Supplied material:
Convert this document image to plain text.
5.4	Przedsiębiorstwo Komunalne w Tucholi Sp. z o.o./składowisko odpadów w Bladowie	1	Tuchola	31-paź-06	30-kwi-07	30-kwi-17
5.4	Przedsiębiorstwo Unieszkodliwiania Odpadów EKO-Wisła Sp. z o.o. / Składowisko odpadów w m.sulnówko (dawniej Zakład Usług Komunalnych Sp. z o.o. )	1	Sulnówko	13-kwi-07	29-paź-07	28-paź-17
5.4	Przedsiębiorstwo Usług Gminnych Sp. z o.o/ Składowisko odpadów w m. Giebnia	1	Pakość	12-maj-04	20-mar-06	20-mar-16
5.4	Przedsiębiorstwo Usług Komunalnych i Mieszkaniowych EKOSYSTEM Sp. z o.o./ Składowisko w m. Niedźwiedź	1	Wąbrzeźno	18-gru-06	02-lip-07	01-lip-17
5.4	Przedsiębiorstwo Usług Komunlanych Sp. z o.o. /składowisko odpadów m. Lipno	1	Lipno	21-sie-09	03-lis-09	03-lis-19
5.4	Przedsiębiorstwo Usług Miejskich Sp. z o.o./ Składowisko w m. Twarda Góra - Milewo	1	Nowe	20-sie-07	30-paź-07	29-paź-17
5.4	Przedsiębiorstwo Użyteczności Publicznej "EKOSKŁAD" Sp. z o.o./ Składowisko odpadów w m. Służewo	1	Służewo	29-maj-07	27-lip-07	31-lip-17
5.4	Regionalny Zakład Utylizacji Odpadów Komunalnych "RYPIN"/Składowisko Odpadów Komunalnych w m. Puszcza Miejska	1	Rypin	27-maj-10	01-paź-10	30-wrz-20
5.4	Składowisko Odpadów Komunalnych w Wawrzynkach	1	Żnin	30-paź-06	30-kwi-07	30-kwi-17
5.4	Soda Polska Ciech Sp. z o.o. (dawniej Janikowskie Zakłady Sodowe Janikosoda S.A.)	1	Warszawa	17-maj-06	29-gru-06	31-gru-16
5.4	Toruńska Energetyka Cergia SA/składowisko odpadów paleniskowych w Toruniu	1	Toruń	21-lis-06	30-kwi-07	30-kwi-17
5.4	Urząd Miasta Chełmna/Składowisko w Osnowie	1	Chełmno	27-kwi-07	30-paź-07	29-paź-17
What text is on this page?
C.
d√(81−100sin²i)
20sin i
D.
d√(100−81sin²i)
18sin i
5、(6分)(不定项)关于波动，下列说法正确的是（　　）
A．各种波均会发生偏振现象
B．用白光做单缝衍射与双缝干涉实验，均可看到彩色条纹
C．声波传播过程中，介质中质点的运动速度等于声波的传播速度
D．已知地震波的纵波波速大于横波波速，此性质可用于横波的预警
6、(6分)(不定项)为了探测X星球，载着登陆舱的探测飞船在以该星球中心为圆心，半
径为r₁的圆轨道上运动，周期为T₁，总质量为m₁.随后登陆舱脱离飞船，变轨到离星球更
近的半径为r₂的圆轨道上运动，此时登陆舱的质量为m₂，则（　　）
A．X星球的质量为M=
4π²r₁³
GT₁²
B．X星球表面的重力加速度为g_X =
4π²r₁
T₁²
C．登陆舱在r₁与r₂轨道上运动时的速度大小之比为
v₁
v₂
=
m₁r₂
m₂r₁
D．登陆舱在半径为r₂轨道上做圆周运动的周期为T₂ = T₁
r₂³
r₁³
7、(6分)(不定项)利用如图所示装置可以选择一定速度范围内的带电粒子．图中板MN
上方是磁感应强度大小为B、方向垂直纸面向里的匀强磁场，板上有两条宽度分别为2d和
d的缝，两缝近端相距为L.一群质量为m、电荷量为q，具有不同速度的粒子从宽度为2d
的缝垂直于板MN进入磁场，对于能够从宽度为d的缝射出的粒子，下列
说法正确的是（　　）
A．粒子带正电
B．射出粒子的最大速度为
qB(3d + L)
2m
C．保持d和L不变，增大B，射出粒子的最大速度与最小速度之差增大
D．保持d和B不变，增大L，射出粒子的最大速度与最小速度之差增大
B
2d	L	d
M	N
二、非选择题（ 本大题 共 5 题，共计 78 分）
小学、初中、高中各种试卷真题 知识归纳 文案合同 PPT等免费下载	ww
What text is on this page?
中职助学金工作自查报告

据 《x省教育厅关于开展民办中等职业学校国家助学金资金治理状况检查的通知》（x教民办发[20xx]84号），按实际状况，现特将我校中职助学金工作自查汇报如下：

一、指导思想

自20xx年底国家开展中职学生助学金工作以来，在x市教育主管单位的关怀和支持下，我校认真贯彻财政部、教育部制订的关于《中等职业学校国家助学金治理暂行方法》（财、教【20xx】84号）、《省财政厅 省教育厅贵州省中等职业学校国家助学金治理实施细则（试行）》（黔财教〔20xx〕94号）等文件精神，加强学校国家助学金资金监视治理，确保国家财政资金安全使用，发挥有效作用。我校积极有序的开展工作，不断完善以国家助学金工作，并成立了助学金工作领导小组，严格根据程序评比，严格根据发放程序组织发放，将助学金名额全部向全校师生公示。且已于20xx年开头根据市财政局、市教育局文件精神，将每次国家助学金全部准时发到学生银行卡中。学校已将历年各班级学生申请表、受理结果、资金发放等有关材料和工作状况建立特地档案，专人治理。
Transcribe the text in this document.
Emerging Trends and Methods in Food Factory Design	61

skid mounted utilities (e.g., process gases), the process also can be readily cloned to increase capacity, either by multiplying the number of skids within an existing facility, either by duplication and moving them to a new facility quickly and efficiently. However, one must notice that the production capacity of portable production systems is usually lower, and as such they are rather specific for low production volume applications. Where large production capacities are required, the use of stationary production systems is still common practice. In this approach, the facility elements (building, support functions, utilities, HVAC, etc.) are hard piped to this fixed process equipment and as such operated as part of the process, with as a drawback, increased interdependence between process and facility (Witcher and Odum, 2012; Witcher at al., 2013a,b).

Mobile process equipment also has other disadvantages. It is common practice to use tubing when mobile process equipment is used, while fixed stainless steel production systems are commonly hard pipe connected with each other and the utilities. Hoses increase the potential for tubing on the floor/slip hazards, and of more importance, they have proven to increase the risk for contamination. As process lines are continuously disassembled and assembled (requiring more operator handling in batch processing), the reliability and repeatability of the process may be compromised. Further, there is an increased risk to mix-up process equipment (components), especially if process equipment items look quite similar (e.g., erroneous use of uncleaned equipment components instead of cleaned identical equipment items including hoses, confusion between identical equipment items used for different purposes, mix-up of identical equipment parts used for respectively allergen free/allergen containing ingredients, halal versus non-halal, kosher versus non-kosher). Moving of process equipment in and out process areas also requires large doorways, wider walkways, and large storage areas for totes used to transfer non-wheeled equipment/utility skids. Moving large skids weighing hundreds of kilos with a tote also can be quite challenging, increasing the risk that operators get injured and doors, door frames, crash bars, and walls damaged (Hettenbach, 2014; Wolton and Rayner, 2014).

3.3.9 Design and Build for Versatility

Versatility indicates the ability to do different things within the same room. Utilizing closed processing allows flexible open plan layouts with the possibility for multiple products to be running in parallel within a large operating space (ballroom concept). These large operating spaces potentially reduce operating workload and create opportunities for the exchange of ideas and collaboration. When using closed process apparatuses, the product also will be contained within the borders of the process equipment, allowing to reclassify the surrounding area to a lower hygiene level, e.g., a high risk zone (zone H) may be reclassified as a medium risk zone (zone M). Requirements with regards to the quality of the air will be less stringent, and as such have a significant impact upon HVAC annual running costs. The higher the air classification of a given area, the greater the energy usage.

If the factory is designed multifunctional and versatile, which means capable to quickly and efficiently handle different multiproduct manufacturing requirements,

Given task:
Read the entries and show each line that mentions "射出粒子的最大速度与最小速度之差增大".

Output of the exercise:
C．保持d和L不变，增大B，射出粒子的最大速度与最小速度之差增大
D．保持d和B不变，增大L，射出粒子的最大速度与最小速度之差增大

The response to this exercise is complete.